* [作業内容]
1 - 中国駐在員報告によると、日系企業が実感しているチャイナリスクの主なものは何か。
2 - 中国駐在員報告のうち、「このような状況に対し、中国政」から「国は重要な位置を示している。」までの部分を、手を加えずに返すこと。

++++ 本文

中国駐在員報告
2006年2月 社会・時事 駐在員 : 小杉 長生
昨年のニュースとしては、経済的には人民元の切り上げ、政治的には4月のデモを中心とする反日行動がある。
中国国内では、経済成長を優先することによる社会のひずみや矛盾が大きくなっている。
まず、第一に所得格差の拡大である(*1参照)。この格差は沿岸部と内陸部のような地域格差、上海や広州のような都市内部格差がある。所得の増大により生まれた余剰所得は不動産や株に投資され、バブルが発生し(*2参照)、また余剰資金による設備投資が拡大したことによるエネルギー消費量の拡大(*3参照)、環境対策を考慮しない従前の設備システムのままで生産が拡大したことによる環境汚染もまた拡大している。
このような状況に対し、中国政府はマクロコントロールを開始し、「2006年から2010年までの第11次5カ年計画」(*4参照)を発表し、節約・循環型社会の実現を目指している(*5参照)。
中国に進出している日系企業は、チャイナリスクを実感している(*6参照)。チャイナリスクの主なものは人民元の変動による為替リスク、人件費高騰や労務管理における人的リスクである。また、今まで中国に一極集中的に進出したため、多くの企業がリスクを受けることとなった。これらリスクへの対応について、特に資金力の弱い中小企業にとって難しいことが表面化している。しかし、企業にとって中国における将来の市場の大きさなどによるビジネスチャンスは数多くあるため、一時的な進出ブームは過ぎても、今後もグローバルな企業戦略の中では中国は重要な位置を示している。
*1 地域ごとの家庭年収入の推移は次のとおりで、所得格差の拡大がわか
る
(単位:元)

++++++++
++++ 提供データ

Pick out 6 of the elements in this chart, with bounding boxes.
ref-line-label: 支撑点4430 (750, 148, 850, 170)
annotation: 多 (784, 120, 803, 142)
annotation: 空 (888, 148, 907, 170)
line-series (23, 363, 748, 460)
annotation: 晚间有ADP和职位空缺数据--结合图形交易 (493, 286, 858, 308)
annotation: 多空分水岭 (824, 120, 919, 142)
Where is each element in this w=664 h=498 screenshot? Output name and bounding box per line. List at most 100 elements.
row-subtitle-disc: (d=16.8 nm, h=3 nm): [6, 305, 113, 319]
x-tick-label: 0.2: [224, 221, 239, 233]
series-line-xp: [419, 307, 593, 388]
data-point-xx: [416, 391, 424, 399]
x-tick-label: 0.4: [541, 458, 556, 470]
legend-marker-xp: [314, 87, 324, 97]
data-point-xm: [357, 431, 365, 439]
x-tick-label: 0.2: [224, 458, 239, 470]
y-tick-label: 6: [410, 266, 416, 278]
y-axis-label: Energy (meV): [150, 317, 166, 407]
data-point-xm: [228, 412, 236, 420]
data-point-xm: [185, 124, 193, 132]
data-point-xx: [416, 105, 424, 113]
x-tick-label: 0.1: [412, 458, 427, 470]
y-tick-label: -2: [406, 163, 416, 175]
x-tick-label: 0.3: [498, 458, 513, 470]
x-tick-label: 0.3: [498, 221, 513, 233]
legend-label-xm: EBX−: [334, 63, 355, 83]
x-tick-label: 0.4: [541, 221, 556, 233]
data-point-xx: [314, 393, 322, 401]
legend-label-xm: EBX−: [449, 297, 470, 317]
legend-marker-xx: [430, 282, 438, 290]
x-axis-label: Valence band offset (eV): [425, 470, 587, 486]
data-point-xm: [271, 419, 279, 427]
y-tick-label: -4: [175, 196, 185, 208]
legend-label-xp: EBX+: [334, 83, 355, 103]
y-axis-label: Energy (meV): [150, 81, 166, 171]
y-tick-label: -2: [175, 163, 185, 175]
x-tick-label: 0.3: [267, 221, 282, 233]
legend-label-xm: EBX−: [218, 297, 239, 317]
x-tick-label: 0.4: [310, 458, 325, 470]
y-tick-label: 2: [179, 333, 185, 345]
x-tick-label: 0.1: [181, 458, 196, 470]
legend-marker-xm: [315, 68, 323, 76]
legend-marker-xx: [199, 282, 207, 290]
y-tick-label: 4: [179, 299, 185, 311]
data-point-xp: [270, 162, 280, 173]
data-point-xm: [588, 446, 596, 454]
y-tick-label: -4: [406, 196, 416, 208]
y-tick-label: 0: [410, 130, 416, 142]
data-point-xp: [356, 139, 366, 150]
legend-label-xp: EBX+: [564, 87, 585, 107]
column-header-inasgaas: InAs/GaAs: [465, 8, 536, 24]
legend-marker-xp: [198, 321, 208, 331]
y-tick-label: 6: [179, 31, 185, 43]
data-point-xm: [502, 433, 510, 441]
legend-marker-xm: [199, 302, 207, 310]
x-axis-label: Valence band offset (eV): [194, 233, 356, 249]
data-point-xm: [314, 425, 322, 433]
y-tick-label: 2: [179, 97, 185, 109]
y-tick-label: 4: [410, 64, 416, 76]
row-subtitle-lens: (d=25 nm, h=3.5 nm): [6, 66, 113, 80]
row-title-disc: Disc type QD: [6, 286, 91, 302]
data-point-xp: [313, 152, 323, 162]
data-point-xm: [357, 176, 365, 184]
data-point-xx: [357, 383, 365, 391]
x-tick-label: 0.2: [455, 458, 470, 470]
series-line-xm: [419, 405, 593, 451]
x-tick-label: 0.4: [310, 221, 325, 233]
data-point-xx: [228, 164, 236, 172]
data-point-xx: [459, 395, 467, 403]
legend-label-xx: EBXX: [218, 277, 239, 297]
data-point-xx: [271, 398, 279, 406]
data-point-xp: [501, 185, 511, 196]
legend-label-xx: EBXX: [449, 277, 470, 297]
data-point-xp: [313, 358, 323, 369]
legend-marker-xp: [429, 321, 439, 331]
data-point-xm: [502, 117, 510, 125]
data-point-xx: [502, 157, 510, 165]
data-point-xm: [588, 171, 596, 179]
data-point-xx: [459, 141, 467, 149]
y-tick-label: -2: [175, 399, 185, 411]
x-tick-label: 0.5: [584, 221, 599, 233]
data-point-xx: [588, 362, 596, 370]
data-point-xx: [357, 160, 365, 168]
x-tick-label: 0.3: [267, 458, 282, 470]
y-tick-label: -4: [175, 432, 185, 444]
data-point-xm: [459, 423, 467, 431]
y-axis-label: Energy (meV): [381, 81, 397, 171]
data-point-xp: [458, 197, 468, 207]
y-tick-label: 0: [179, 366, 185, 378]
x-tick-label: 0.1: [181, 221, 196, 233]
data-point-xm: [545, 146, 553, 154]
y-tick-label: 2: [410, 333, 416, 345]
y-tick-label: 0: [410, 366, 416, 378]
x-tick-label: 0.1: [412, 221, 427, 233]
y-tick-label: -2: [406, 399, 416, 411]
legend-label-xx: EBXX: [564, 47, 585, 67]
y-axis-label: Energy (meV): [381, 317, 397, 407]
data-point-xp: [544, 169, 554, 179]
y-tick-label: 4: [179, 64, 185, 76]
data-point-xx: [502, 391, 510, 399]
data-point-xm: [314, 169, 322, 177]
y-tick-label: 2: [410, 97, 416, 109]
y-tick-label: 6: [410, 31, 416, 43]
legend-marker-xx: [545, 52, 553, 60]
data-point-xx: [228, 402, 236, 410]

++++++++

* [番号付き解答]
1 - 人民元の変動による為替リスクと、人件費高騰や労務管理における人的リスクである。

2 -
このような状況に対し、中国政府はマクロコントロールを開始し、「2006年から2010年までの第11次5カ年計画」(*4参照)を発表し、節約・循環型社会の実現を目指している(*5参照)。
中国に進出している日系企業は、チャイナリスクを実感している(*6参照)。チャイナリスクの主なものは人民元の変動による為替リスク、人件費高騰や労務管理における人的リスクである。また、今まで中国に一極集中的に進出したため、多くの企業がリスクを受けることとなった。これらリスクへの対応について、特に資金力の弱い中小企業にとって難しいことが表面化している。しかし、企業にとって中国における将来の市場の大きさなどによるビジネスチャンスは数多くあるため、一時的な進出ブームは過ぎても、今後もグローバルな企業戦略の中では中国は重要な位置を示している。